Written task:
Copy out every record below with complete accuracy.

Start of Records for the task

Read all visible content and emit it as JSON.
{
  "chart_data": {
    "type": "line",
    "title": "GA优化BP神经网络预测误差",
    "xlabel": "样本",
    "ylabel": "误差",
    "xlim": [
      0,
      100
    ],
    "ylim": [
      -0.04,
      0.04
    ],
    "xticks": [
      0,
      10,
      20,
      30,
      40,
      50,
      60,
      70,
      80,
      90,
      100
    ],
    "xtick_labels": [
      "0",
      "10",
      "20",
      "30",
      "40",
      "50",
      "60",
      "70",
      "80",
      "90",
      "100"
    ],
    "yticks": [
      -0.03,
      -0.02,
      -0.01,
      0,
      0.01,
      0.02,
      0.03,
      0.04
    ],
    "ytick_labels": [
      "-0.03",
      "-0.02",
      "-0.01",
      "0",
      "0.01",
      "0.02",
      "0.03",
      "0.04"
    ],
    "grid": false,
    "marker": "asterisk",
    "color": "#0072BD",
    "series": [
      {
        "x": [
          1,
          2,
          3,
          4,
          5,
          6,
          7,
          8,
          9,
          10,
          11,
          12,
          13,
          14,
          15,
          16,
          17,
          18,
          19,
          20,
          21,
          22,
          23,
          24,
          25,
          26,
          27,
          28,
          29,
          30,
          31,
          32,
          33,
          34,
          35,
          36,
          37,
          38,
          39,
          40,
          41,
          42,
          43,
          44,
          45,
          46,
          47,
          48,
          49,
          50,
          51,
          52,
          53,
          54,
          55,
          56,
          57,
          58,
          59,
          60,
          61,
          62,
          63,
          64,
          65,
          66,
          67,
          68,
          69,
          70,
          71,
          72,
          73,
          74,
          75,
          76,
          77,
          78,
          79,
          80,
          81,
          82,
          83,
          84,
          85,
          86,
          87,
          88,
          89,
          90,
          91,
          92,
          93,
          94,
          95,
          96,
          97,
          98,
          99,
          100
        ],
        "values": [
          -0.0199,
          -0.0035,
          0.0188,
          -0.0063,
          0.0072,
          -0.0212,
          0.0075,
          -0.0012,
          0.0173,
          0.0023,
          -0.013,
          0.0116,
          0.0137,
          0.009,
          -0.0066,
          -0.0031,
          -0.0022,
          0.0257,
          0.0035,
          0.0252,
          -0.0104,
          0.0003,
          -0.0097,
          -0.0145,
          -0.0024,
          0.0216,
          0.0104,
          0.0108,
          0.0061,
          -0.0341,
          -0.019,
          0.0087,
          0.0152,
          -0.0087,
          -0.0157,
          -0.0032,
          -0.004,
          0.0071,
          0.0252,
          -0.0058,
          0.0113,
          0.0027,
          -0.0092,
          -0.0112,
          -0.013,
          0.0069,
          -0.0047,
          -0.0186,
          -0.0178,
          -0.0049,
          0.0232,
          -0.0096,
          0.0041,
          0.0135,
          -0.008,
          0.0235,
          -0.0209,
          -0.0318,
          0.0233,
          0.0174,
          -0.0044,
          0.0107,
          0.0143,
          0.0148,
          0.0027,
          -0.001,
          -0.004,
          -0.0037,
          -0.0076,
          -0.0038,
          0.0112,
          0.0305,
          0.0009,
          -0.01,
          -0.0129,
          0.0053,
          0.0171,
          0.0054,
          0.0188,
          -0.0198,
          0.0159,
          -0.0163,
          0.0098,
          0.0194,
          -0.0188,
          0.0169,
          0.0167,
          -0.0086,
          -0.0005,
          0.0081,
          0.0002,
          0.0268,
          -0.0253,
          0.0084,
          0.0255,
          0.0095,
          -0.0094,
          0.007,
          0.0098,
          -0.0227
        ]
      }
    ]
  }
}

End of Records for the task

Result:
Read all visible content and emit it as JSON.
{
  "chart_data": {
    "type": "line",
    "title": "GA优化BP神经网络预测误差",
    "xlabel": "样本",
    "ylabel": "误差",
    "xlim": [
      0,
      100
    ],
    "ylim": [
      -0.04,
      0.04
    ],
    "xticks": [
      0,
      10,
      20,
      30,
      40,
      50,
      60,
      70,
      80,
      90,
      100
    ],
    "xtick_labels": [
      "0",
      "10",
      "20",
      "30",
      "40",
      "50",
      "60",
      "70",
      "80",
      "90",
      "100"
    ],
    "yticks": [
      -0.03,
      -0.02,
      -0.01,
      0,
      0.01,
      0.02,
      0.03,
      0.04
    ],
    "ytick_labels": [
      "-0.03",
      "-0.02",
      "-0.01",
      "0",
      "0.01",
      "0.02",
      "0.03",
      "0.04"
    ],
    "grid": false,
    "marker": "asterisk",
    "color": "#0072BD",
    "series": [
      {
        "x": [
          1,
          2,
          3,
          4,
          5,
          6,
          7,
          8,
          9,
          10,
          11,
          12,
          13,
          14,
          15,
          16,
          17,
          18,
          19,
          20,
          21,
          22,
          23,
          24,
          25,
          26,
          27,
          28,
          29,
          30,
          31,
          32,
          33,
          34,
          35,
          36,
          37,
          38,
          39,
          40,
          41,
          42,
          43,
          44,
          45,
          46,
          47,
          48,
          49,
          50,
          51,
          52,
          53,
          54,
          55,
          56,
          57,
          58,
          59,
          60,
          61,
          62,
          63,
          64,
          65,
          66,
          67,
          68,
          69,
          70,
          71,
          72,
          73,
          74,
          75,
          76,
          77,
          78,
          79,
          80,
          81,
          82,
          83,
          84,
          85,
          86,
          87,
          88,
          89,
          90,
          91,
          92,
          93,
          94,
          95,
          96,
          97,
          98,
          99,
          100
        ],
        "values": [
          -0.0199,
          -0.0035,
          0.0188,
          -0.0063,
          0.0072,
          -0.0212,
          0.0075,
          -0.0012,
          0.0173,
          0.0023,
          -0.013,
          0.0116,
          0.0137,
          0.009,
          -0.0066,
          -0.0031,
          -0.0022,
          0.0257,
          0.0035,
          0.0252,
          -0.0104,
          0.0003,
          -0.0097,
          -0.0145,
          -0.0024,
          0.0216,
          0.0104,
          0.0108,
          0.0061,
          -0.0341,
          -0.019,
          0.0087,
          0.0152,
          -0.0087,
          -0.0157,
          -0.0032,
          -0.004,
          0.0071,
          0.0252,
          -0.0058,
          0.0113,
          0.0027,
          -0.0092,
          -0.0112,
          -0.013,
          0.0069,
          -0.0047,
          -0.0186,
          -0.0178,
          -0.0049,
          0.0232,
          -0.0096,
          0.0041,
          0.0135,
          -0.008,
          0.0235,
          -0.0209,
          -0.0318,
          0.0233,
          0.0174,
          -0.0044,
          0.0107,
          0.0143,
          0.0148,
          0.0027,
          -0.001,
          -0.004,
          -0.0037,
          -0.0076,
          -0.0038,
          0.0112,
          0.0305,
          0.0009,
          -0.01,
          -0.0129,
          0.0053,
          0.0171,
          0.0054,
          0.0188,
          -0.0198,
          0.0159,
          -0.0163,
          0.0098,
          0.0194,
          -0.0188,
          0.0169,
          0.0167,
          -0.0086,
          -0.0005,
          0.0081,
          0.0002,
          0.0268,
          -0.0253,
          0.0084,
          0.0255,
          0.0095,
          -0.0094,
          0.007,
          0.0098,
          -0.0227
        ]
      }
    ]
  }
}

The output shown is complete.